- _WORK TO DO_:
#1 According to the Henderson Global Property Companies announcement, why do US REITs have a competitive advantage? Answer in one to three sentences.
#2 Quote the Henderson Global Property Companies announcement word for word, from "The Company announces" to "31 March 2011.".

- _ARTICLE_:
================================

TIDMHGPC

RNS Number : 1346Y

Henderson Global Property Companies

16 December 2010

HENDERSON GLOBAL PROPERTIES COMPANY LIMITED

16 December 2010

HENDERSON GLOBAL PROPERTIES COMPANIES LIMITED

Results of AGM and Interim Management Statement

Henderson Global Property Companies Limited ("HGPC" or the "Company") today announces the results of the Annual General Meeting held on 16 December 2010, and its Interim Management Statement for the period from 1 September 2010 to 30 November 2010.

Result of AGM

The Company announces that at the Annual General Meeting held today all resolutions bar one were duly passed. Resolution number ten to continue the company in its present from was not passed. Accordingly the Board will consider the options available to the Company, and will announce the results as soon as practicable, but no later than 31 March 2011.

The full text of the resolutions can be found in the Notice of Meeting, copies of which are available from the Company's website.

Review of the period from 1 September 2010 to 30 November 2010

MATERIAL EVENTS OR TRANSACTIONS DURING THE PERIOD

Portfolio

Global equity markets began the quarter on a positive note as confidence increased that the US Federal Reserve would continue quantitative easing. At the same time, GDP numbers for the UK and US surprised on the upside. However, investor sentiment soured in November as concerns about European sovereign debt re-emerged. Ireland became the second country in the Eurozone to succumb to a bail-out, and there were growing fears of contagion in other debt-laden countries.

In Asia, housing sales remained robust for most of the year, and domestic consumption in China supported growth forecasts. The Hong Kong, Chinese and Singapore governments are however determined to curb speculative buying of residential property and continue to introduce restrictive measures. These measures are clearly working in Hong Kong and Singapore, but demand in China will be hard to dampen. There were a handful of IPOs on the Singapore Stock Exchange, and there are several more in the pipeline that may have to wait for stronger investor sentiment.

In the US, REIT management teams were upbeat during their 3rd quarter earnings calls, demonstrating an ability to grow net earnings and dividends despite the weak economic backdrop. Access to both debt and equity at attractive prices give REITs a competitive advantage in a market awash with distressed borrowers and banks increasingly disposed to sell assets.

In the UK, three high-profile REITs announced the re-ignition of their London City office development programme, while in Europe there was little activity, with the exception of some significant investment transactions in Sweden.

================================

- _ENTRIES_:
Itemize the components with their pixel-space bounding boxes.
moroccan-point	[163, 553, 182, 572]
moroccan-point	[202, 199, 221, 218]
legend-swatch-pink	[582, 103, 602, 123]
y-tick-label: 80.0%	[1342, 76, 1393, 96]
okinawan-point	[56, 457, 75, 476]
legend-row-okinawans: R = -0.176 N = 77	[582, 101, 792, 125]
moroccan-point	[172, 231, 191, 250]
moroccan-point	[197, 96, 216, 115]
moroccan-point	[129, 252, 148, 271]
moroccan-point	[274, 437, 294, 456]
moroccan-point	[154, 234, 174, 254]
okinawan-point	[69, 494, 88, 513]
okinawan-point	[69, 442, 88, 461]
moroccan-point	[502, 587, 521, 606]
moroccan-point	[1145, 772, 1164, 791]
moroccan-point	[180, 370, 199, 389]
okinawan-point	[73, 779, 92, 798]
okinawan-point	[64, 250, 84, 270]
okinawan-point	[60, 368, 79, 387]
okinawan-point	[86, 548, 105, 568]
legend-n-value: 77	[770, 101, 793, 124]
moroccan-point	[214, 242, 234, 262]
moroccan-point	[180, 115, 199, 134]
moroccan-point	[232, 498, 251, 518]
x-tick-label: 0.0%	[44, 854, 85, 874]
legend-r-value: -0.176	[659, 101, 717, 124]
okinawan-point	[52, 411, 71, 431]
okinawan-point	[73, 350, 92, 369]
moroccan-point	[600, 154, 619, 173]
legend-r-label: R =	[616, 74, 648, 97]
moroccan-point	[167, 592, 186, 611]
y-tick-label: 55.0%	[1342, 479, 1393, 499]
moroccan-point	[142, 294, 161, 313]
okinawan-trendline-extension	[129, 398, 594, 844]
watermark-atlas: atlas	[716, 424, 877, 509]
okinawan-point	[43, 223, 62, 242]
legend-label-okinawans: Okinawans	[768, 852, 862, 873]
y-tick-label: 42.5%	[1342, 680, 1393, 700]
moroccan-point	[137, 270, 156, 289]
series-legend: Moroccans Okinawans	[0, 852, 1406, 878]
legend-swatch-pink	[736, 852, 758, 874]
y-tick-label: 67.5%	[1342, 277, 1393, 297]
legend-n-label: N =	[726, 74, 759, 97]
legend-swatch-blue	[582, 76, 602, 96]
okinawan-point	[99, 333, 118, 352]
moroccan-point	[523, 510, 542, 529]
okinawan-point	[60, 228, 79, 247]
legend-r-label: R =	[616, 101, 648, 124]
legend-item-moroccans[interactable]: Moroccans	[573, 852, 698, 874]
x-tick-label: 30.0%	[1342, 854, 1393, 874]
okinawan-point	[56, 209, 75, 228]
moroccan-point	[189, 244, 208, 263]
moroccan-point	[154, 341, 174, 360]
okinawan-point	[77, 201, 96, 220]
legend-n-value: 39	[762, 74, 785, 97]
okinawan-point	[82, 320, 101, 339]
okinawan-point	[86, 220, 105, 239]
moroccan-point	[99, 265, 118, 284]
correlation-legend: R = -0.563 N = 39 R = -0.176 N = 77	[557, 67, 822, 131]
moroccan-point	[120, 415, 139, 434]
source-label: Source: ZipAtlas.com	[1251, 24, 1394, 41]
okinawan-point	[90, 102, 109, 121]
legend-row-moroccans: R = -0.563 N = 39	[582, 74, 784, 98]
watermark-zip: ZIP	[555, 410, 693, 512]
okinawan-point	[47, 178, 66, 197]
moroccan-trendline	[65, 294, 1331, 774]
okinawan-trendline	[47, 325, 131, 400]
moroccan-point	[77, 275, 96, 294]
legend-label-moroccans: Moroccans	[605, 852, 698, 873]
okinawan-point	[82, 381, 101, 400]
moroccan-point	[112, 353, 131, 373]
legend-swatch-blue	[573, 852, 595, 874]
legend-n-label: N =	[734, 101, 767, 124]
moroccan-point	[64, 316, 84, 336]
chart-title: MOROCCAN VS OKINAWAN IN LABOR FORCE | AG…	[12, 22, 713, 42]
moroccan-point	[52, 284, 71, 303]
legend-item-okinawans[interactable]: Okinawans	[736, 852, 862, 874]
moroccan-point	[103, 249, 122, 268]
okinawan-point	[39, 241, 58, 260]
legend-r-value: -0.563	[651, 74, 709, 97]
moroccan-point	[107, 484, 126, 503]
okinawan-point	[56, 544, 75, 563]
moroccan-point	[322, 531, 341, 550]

================================

- _RESULTS IN ORDER_:
#1 US REITs have access to both debt and equity at attractive prices. That gives them an edge in a market awash with distressed borrowers and with banks increasingly disposed to sell assets.

#2
The Company announces that at the Annual General Meeting held today all resolutions bar one were duly passed. Resolution number ten to continue the company in its present from was not passed. Accordingly the Board will consider the options available to the Company, and will announce the results as soon as practicable, but no later than 31 March 2011.